▶ Work to be completed
The entries that follow should be written out exactly.

▶

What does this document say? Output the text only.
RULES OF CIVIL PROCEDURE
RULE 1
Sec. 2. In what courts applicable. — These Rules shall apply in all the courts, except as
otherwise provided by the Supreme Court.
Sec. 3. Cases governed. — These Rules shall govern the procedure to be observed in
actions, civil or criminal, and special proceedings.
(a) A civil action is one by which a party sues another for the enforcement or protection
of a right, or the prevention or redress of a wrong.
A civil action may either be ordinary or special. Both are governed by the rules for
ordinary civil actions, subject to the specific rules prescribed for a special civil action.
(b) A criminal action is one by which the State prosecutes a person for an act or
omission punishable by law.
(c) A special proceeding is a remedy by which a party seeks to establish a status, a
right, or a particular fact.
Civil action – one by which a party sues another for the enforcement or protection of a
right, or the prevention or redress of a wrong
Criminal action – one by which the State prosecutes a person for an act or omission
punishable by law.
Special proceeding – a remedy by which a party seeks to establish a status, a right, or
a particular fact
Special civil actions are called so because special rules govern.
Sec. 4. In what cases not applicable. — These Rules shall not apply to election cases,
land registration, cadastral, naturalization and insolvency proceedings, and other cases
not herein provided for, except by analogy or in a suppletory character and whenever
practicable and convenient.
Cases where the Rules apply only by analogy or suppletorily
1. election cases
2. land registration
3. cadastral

◀

▶ Output below
What does this document say? Output the text only.
RULES OF CIVIL PROCEDURE
RULE 1
Sec. 2. In what courts applicable. — These Rules shall apply in all the courts, except as
otherwise provided by the Supreme Court.
Sec. 3. Cases governed. — These Rules shall govern the procedure to be observed in
actions, civil or criminal, and special proceedings.
(a) A civil action is one by which a party sues another for the enforcement or protection
of a right, or the prevention or redress of a wrong.
A civil action may either be ordinary or special. Both are governed by the rules for
ordinary civil actions, subject to the specific rules prescribed for a special civil action.
(b) A criminal action is one by which the State prosecutes a person for an act or
omission punishable by law.
(c) A special proceeding is a remedy by which a party seeks to establish a status, a
right, or a particular fact.
Civil action – one by which a party sues another for the enforcement or protection of a
right, or the prevention or redress of a wrong
Criminal action – one by which the State prosecutes a person for an act or omission
punishable by law.
Special proceeding – a remedy by which a party seeks to establish a status, a right, or
a particular fact
Special civil actions are called so because special rules govern.
Sec. 4. In what cases not applicable. — These Rules shall not apply to election cases,
land registration, cadastral, naturalization and insolvency proceedings, and other cases
not herein provided for, except by analogy or in a suppletory character and whenever
practicable and convenient.
Cases where the Rules apply only by analogy or suppletorily
1. election cases
2. land registration
3. cadastral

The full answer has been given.